§ **SHORT TASK**:
Look through the material below. Copy every line with the string "Rouge" in it.

BEGIN DATA EXTRACT

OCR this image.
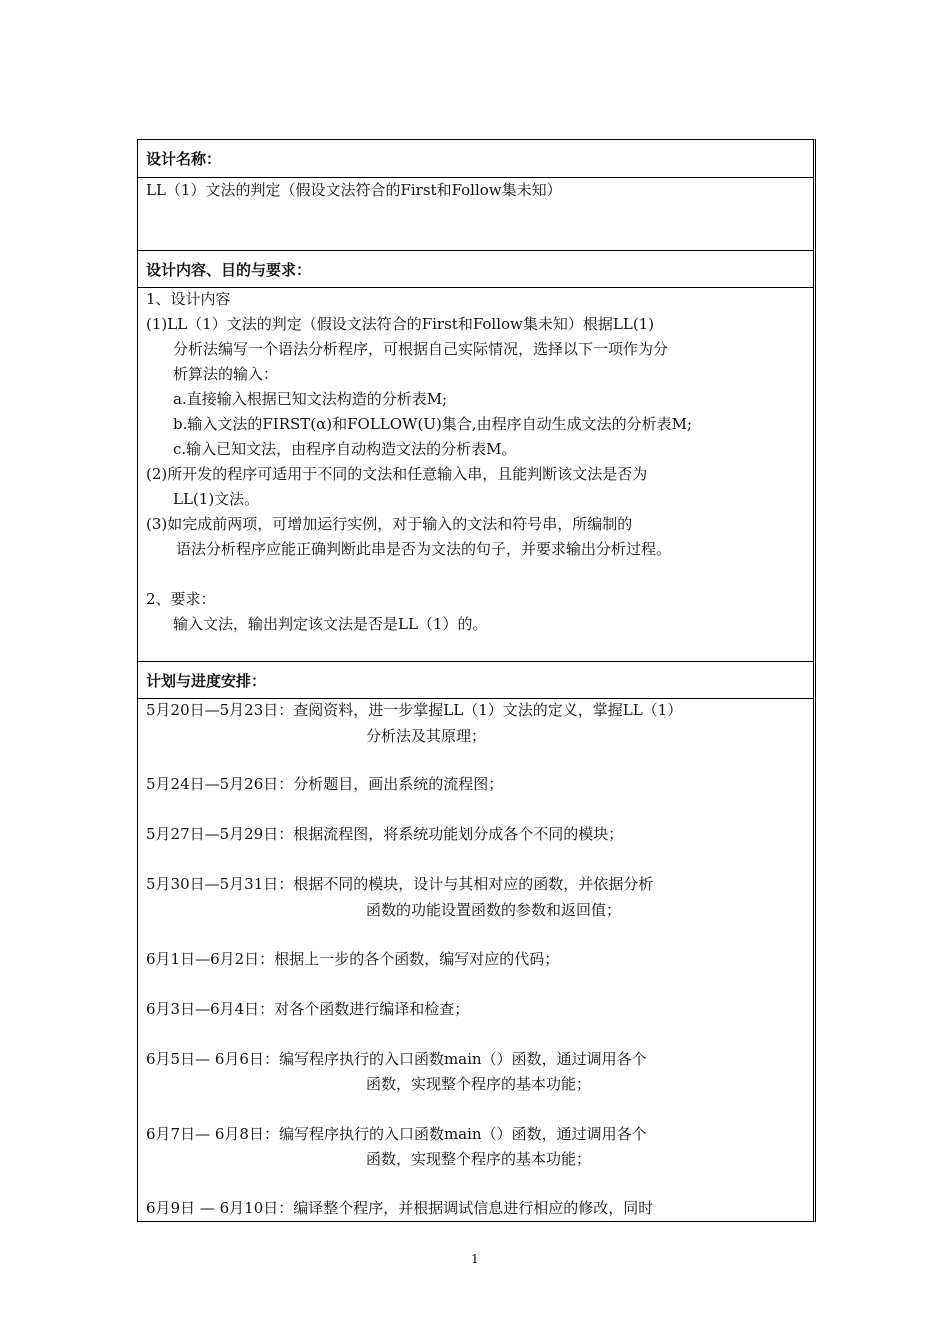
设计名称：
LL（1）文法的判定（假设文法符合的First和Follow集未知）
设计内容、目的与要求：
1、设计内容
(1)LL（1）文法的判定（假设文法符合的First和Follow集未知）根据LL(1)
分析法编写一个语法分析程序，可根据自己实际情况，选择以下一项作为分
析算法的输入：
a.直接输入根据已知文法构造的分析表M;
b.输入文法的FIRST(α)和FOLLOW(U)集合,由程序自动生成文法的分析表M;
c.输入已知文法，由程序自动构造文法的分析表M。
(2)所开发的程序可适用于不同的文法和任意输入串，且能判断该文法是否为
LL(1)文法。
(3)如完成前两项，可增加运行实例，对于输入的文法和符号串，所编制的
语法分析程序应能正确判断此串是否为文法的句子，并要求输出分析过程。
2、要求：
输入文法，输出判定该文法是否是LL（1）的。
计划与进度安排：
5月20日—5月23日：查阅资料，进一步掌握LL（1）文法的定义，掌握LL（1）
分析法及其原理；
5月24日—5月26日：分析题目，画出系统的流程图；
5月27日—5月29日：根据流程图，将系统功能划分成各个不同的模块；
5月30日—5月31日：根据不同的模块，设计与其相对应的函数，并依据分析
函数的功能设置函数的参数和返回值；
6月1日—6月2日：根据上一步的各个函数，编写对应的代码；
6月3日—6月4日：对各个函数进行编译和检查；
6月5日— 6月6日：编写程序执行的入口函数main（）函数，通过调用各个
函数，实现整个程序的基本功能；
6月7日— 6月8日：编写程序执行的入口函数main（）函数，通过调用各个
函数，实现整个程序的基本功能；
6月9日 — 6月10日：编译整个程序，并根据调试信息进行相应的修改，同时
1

END DATA EXTRACT
BEGIN DATA EXTRACT

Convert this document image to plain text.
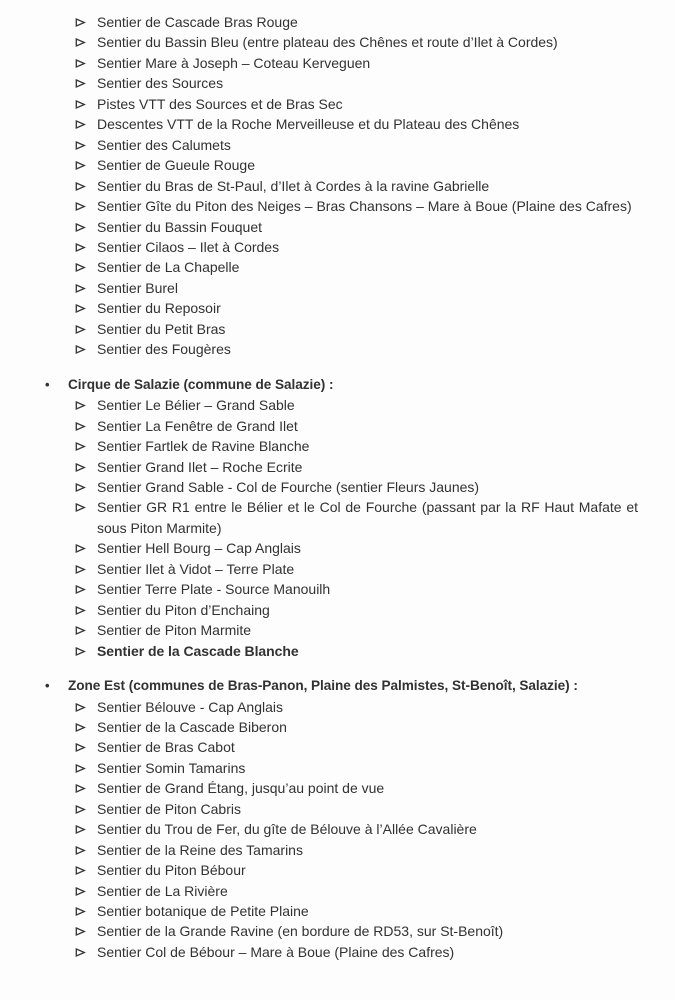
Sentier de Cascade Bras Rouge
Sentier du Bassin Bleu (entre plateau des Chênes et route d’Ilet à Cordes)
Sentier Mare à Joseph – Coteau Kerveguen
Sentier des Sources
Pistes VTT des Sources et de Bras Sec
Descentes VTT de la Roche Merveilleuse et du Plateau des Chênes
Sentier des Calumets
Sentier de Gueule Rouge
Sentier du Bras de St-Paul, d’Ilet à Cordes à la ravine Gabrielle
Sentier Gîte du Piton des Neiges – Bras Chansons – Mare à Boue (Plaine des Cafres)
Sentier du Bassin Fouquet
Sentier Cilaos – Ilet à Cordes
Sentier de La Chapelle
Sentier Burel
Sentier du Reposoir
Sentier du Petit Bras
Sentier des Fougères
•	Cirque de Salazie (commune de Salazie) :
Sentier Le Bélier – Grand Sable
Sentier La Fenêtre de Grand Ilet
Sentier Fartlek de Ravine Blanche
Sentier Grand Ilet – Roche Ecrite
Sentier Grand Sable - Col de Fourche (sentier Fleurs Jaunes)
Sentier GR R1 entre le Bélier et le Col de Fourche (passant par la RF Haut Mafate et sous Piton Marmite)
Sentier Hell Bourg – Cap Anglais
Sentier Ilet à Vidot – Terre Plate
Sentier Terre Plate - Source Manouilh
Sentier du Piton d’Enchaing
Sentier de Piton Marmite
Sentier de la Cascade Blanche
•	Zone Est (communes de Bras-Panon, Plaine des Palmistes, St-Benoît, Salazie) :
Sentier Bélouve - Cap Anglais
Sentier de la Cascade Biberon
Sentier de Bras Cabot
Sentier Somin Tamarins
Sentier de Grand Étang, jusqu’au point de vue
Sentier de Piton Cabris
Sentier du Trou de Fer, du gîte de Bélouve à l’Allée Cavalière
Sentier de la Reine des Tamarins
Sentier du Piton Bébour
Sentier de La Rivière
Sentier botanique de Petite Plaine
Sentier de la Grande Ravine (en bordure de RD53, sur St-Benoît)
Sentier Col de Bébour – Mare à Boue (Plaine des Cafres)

END DATA EXTRACT
BEGIN DATA EXTRACT

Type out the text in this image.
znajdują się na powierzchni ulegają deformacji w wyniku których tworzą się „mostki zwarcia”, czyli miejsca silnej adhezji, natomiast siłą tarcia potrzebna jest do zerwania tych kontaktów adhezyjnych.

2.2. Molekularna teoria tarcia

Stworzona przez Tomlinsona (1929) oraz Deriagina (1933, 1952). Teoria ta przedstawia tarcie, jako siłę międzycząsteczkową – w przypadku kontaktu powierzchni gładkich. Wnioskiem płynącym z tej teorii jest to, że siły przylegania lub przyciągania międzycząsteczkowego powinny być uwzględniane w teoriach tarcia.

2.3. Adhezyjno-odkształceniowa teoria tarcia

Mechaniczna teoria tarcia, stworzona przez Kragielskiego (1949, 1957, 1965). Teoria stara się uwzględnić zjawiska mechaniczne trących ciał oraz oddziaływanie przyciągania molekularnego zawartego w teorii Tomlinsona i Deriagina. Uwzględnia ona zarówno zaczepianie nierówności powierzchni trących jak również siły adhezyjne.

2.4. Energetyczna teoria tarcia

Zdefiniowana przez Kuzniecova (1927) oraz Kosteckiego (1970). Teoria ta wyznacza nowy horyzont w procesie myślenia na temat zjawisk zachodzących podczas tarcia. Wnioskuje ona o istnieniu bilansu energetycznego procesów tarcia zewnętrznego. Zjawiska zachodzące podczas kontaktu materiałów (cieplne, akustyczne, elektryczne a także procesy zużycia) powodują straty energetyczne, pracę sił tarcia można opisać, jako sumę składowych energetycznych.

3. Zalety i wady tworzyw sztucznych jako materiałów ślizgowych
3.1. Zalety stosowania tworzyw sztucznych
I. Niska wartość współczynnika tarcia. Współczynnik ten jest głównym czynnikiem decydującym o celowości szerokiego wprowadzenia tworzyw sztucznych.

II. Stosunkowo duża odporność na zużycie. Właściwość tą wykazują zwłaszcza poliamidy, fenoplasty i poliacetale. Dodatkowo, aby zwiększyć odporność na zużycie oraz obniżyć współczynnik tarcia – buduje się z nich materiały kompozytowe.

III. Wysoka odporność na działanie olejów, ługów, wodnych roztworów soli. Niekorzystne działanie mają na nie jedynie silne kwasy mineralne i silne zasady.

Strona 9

END DATA EXTRACT

§ **THE RESULT**:
Sentier de Cascade Bras Rouge
Sentier de Gueule Rouge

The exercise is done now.